What is required: What is needed here is an exact copy of every entry.

Dataset:
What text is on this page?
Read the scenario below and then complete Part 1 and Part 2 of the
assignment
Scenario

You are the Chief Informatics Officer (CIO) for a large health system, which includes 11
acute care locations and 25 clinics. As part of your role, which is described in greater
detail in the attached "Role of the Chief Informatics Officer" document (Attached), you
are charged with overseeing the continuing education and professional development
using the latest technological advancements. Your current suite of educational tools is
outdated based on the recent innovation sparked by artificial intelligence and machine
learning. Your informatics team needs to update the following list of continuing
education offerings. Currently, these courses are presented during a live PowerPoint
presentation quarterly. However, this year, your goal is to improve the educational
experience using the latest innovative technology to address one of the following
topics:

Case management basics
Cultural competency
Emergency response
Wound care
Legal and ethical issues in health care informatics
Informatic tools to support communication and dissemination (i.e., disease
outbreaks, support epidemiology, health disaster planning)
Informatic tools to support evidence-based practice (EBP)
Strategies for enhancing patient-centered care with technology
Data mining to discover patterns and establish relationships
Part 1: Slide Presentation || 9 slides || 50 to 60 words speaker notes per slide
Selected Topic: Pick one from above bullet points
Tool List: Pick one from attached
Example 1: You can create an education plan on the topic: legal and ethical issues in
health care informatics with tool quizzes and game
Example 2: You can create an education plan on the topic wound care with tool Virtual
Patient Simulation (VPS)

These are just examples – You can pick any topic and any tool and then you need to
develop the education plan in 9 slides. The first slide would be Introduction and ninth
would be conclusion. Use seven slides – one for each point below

Answer to this task:
What text is on this page?
Read the scenario below and then complete Part 1 and Part 2 of the
assignment
Scenario

You are the Chief Informatics Officer (CIO) for a large health system, which includes 11
acute care locations and 25 clinics. As part of your role, which is described in greater
detail in the attached "Role of the Chief Informatics Officer" document (Attached), you
are charged with overseeing the continuing education and professional development
using the latest technological advancements. Your current suite of educational tools is
outdated based on the recent innovation sparked by artificial intelligence and machine
learning. Your informatics team needs to update the following list of continuing
education offerings. Currently, these courses are presented during a live PowerPoint
presentation quarterly. However, this year, your goal is to improve the educational
experience using the latest innovative technology to address one of the following
topics:

Case management basics
Cultural competency
Emergency response
Wound care
Legal and ethical issues in health care informatics
Informatic tools to support communication and dissemination (i.e., disease
outbreaks, support epidemiology, health disaster planning)
Informatic tools to support evidence-based practice (EBP)
Strategies for enhancing patient-centered care with technology
Data mining to discover patterns and establish relationships
Part 1: Slide Presentation || 9 slides || 50 to 60 words speaker notes per slide
Selected Topic: Pick one from above bullet points
Tool List: Pick one from attached
Example 1: You can create an education plan on the topic: legal and ethical issues in
health care informatics with tool quizzes and game
Example 2: You can create an education plan on the topic wound care with tool Virtual
Patient Simulation (VPS)

These are just examples – You can pick any topic and any tool and then you need to
develop the education plan in 9 slides. The first slide would be Introduction and ninth
would be conclusion. Use seven slides – one for each point below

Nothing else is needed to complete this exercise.